Information supplied:
* * *

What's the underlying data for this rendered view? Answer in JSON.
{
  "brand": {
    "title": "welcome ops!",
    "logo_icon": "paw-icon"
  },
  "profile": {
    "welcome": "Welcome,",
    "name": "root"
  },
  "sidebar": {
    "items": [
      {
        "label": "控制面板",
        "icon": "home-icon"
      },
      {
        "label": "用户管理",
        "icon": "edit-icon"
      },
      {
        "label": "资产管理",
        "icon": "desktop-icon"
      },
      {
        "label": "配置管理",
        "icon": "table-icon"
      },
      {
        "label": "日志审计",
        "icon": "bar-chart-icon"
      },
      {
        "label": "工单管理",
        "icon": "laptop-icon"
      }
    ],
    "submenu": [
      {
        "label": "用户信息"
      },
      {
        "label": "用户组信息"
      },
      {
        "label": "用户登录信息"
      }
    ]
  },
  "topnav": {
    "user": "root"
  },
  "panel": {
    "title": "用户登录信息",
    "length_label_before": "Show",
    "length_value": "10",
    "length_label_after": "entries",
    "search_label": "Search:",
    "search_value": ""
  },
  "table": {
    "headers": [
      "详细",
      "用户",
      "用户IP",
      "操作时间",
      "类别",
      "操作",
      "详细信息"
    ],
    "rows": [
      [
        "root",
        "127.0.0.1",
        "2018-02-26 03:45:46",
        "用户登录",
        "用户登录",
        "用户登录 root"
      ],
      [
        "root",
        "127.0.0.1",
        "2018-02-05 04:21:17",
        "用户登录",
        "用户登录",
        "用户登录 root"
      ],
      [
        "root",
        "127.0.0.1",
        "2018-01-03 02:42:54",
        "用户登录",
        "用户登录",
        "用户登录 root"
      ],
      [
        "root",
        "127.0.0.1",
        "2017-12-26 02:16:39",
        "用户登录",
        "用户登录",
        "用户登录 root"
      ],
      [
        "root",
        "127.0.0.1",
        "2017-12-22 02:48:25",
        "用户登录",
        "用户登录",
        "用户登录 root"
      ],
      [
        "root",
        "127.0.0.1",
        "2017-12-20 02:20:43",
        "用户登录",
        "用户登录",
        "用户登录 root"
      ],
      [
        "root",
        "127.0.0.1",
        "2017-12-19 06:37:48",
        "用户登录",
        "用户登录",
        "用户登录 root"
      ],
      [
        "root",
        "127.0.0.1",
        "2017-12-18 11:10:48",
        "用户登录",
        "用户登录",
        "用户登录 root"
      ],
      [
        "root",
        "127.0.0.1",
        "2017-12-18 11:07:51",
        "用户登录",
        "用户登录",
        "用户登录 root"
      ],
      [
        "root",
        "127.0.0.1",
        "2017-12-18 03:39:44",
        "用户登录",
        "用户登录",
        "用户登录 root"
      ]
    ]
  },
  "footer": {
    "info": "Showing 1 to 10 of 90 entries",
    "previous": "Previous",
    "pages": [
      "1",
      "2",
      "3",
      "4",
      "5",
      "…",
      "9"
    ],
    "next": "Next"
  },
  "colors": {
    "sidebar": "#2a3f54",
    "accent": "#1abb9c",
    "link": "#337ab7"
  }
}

* * *

Description of the task: Copy the data above exactly. Every line must be included.

Response to the task:
What's the underlying data for this rendered view? Answer in JSON.
{
  "brand": {
    "title": "welcome ops!",
    "logo_icon": "paw-icon"
  },
  "profile": {
    "welcome": "Welcome,",
    "name": "root"
  },
  "sidebar": {
    "items": [
      {
        "label": "控制面板",
        "icon": "home-icon"
      },
      {
        "label": "用户管理",
        "icon": "edit-icon"
      },
      {
        "label": "资产管理",
        "icon": "desktop-icon"
      },
      {
        "label": "配置管理",
        "icon": "table-icon"
      },
      {
        "label": "日志审计",
        "icon": "bar-chart-icon"
      },
      {
        "label": "工单管理",
        "icon": "laptop-icon"
      }
    ],
    "submenu": [
      {
        "label": "用户信息"
      },
      {
        "label": "用户组信息"
      },
      {
        "label": "用户登录信息"
      }
    ]
  },
  "topnav": {
    "user": "root"
  },
  "panel": {
    "title": "用户登录信息",
    "length_label_before": "Show",
    "length_value": "10",
    "length_label_after": "entries",
    "search_label": "Search:",
    "search_value": ""
  },
  "table": {
    "headers": [
      "详细",
      "用户",
      "用户IP",
      "操作时间",
      "类别",
      "操作",
      "详细信息"
    ],
    "rows": [
      [
        "root",
        "127.0.0.1",
        "2018-02-26 03:45:46",
        "用户登录",
        "用户登录",
        "用户登录 root"
      ],
      [
        "root",
        "127.0.0.1",
        "2018-02-05 04:21:17",
        "用户登录",
        "用户登录",
        "用户登录 root"
      ],
      [
        "root",
        "127.0.0.1",
        "2018-01-03 02:42:54",
        "用户登录",
        "用户登录",
        "用户登录 root"
      ],
      [
        "root",
        "127.0.0.1",
        "2017-12-26 02:16:39",
        "用户登录",
        "用户登录",
        "用户登录 root"
      ],
      [
        "root",
        "127.0.0.1",
        "2017-12-22 02:48:25",
        "用户登录",
        "用户登录",
        "用户登录 root"
      ],
      [
        "root",
        "127.0.0.1",
        "2017-12-20 02:20:43",
        "用户登录",
        "用户登录",
        "用户登录 root"
      ],
      [
        "root",
        "127.0.0.1",
        "2017-12-19 06:37:48",
        "用户登录",
        "用户登录",
        "用户登录 root"
      ],
      [
        "root",
        "127.0.0.1",
        "2017-12-18 11:10:48",
        "用户登录",
        "用户登录",
        "用户登录 root"
      ],
      [
        "root",
        "127.0.0.1",
        "2017-12-18 11:07:51",
        "用户登录",
        "用户登录",
        "用户登录 root"
      ],
      [
        "root",
        "127.0.0.1",
        "2017-12-18 03:39:44",
        "用户登录",
        "用户登录",
        "用户登录 root"
      ]
    ]
  },
  "footer": {
    "info": "Showing 1 to 10 of 90 entries",
    "previous": "Previous",
    "pages": [
      "1",
      "2",
      "3",
      "4",
      "5",
      "…",
      "9"
    ],
    "next": "Next"
  },
  "colors": {
    "sidebar": "#2a3f54",
    "accent": "#1abb9c",
    "link": "#337ab7"
  }
}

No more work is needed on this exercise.